(Dataset entries)
◆ ◆ ◆ ◆ ◆
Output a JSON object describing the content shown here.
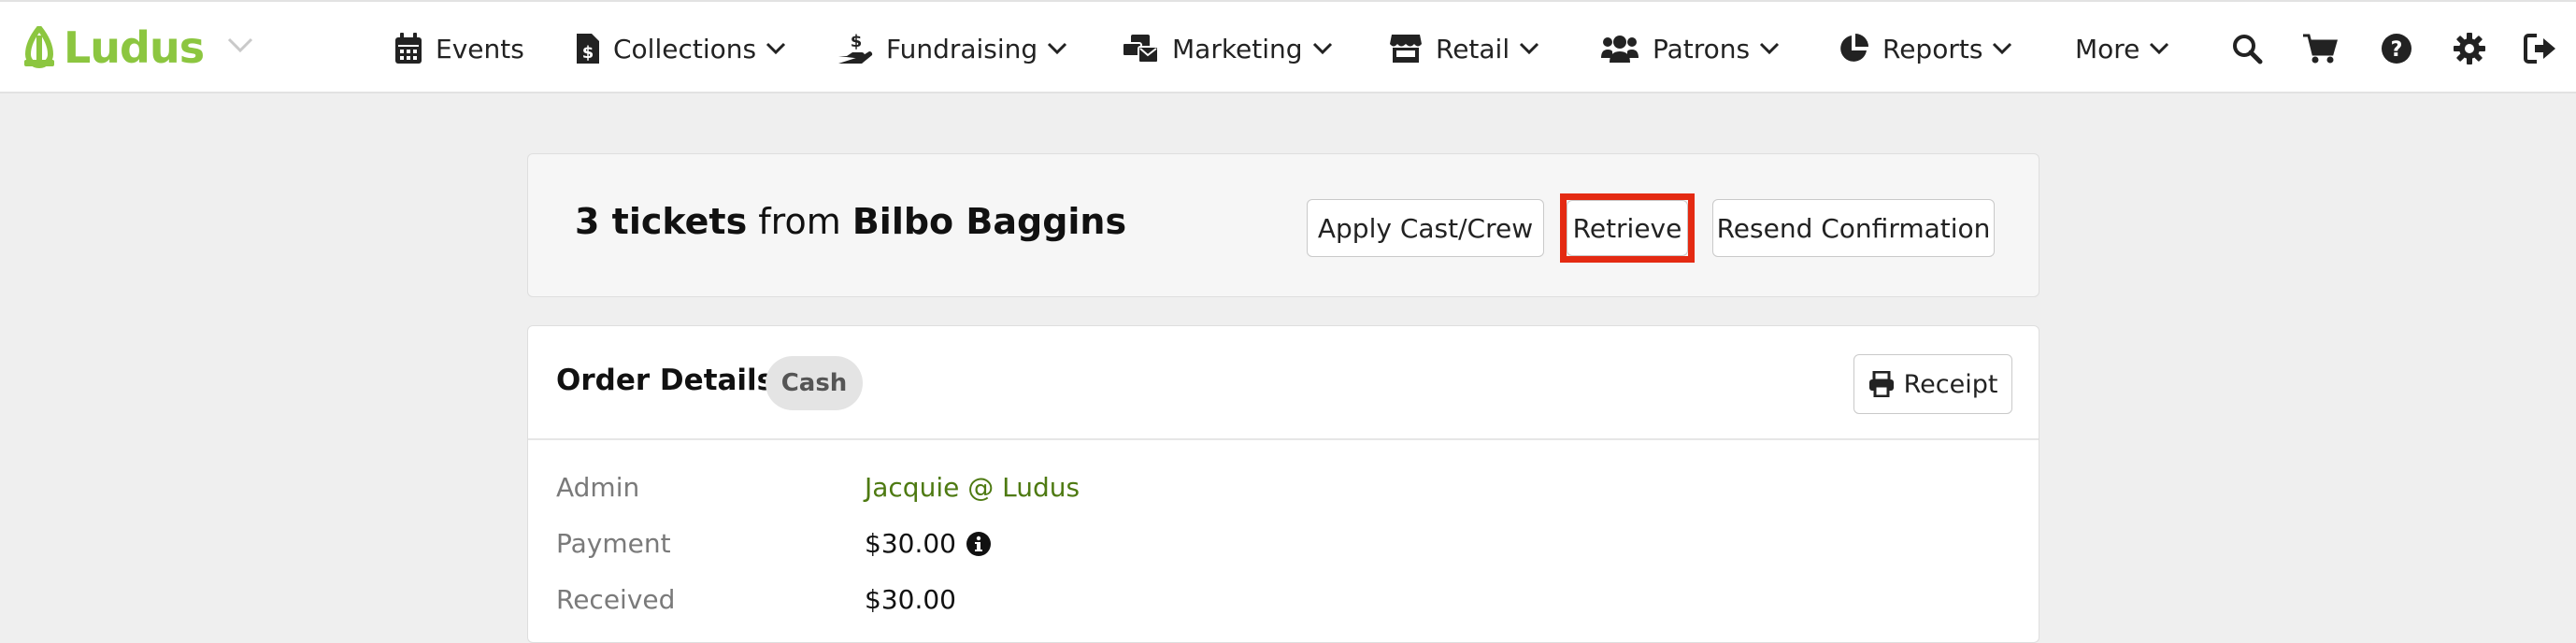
{
  "brand": {
    "name": "Ludus",
    "color": "#8cc640"
  },
  "nav": {
    "items": [
      {
        "label": "Events",
        "icon": "calendar-icon",
        "has_menu": false
      },
      {
        "label": "Collections",
        "icon": "document-dollar-icon",
        "has_menu": true
      },
      {
        "label": "Fundraising",
        "icon": "hand-dollar-icon",
        "has_menu": true
      },
      {
        "label": "Marketing",
        "icon": "mail-bulk-icon",
        "has_menu": true
      },
      {
        "label": "Retail",
        "icon": "store-icon",
        "has_menu": true
      },
      {
        "label": "Patrons",
        "icon": "users-icon",
        "has_menu": true
      },
      {
        "label": "Reports",
        "icon": "pie-chart-icon",
        "has_menu": true
      },
      {
        "label": "More",
        "icon": "",
        "has_menu": true
      }
    ],
    "utility_icons": [
      "search-icon",
      "cart-icon",
      "help-icon",
      "gear-icon",
      "sign-out-icon"
    ]
  },
  "order_header": {
    "count_text": "3 tickets",
    "from_text": "from",
    "patron_name": "Bilbo Baggins",
    "buttons": {
      "apply_cast_crew": "Apply Cast/Crew",
      "retrieve": "Retrieve",
      "resend_confirmation": "Resend Confirmation"
    },
    "highlight_color": "#e42a12"
  },
  "order_details": {
    "title": "Order Details",
    "payment_type_badge": "Cash",
    "receipt_label": "Receipt",
    "rows": [
      {
        "label": "Admin",
        "value": "Jacquie @ Ludus"
      },
      {
        "label": "Payment",
        "value": "$30.00"
      },
      {
        "label": "Received",
        "value": "$30.00"
      }
    ],
    "link_color": "#4e7a12"
  }
}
◆ ◆ ◆ ◆ ◆
- **Task statement**
Copy every record above exactly, leaving out any pictures.

- **Result of this task**
Output a JSON object describing the content shown here.
{
  "brand": {
    "name": "Ludus",
    "color": "#8cc640"
  },
  "nav": {
    "items": [
      {
        "label": "Events",
        "icon": "calendar-icon",
        "has_menu": false
      },
      {
        "label": "Collections",
        "icon": "document-dollar-icon",
        "has_menu": true
      },
      {
        "label": "Fundraising",
        "icon": "hand-dollar-icon",
        "has_menu": true
      },
      {
        "label": "Marketing",
        "icon": "mail-bulk-icon",
        "has_menu": true
      },
      {
        "label": "Retail",
        "icon": "store-icon",
        "has_menu": true
      },
      {
        "label": "Patrons",
        "icon": "users-icon",
        "has_menu": true
      },
      {
        "label": "Reports",
        "icon": "pie-chart-icon",
        "has_menu": true
      },
      {
        "label": "More",
        "icon": "",
        "has_menu": true
      }
    ],
    "utility_icons": [
      "search-icon",
      "cart-icon",
      "help-icon",
      "gear-icon",
      "sign-out-icon"
    ]
  },
  "order_header": {
    "count_text": "3 tickets",
    "from_text": "from",
    "patron_name": "Bilbo Baggins",
    "buttons": {
      "apply_cast_crew": "Apply Cast/Crew",
      "retrieve": "Retrieve",
      "resend_confirmation": "Resend Confirmation"
    },
    "highlight_color": "#e42a12"
  },
  "order_details": {
    "title": "Order Details",
    "payment_type_badge": "Cash",
    "receipt_label": "Receipt",
    "rows": [
      {
        "label": "Admin",
        "value": "Jacquie @ Ludus"
      },
      {
        "label": "Payment",
        "value": "$30.00"
      },
      {
        "label": "Received",
        "value": "$30.00"
      }
    ],
    "link_color": "#4e7a12"
  }
}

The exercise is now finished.